> _What you have to do_:
Below is a set of records; print all of them exactly as written.

— START Information given —

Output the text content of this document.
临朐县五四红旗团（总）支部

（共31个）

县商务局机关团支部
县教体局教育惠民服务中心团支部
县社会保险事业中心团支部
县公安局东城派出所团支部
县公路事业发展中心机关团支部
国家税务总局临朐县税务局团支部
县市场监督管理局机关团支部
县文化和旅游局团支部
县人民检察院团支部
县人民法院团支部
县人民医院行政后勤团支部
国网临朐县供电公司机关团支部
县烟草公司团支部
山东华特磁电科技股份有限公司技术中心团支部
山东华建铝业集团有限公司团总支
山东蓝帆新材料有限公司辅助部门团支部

— END Information given —

> _Reply to the task_:
Output the text content of this document.
临朐县五四红旗团（总）支部

（共31个）

县商务局机关团支部
县教体局教育惠民服务中心团支部
县社会保险事业中心团支部
县公安局东城派出所团支部
县公路事业发展中心机关团支部
国家税务总局临朐县税务局团支部
县市场监督管理局机关团支部
县文化和旅游局团支部
县人民检察院团支部
县人民法院团支部
县人民医院行政后勤团支部
国网临朐县供电公司机关团支部
县烟草公司团支部
山东华特磁电科技股份有限公司技术中心团支部
山东华建铝业集团有限公司团总支
山东蓝帆新材料有限公司辅助部门团支部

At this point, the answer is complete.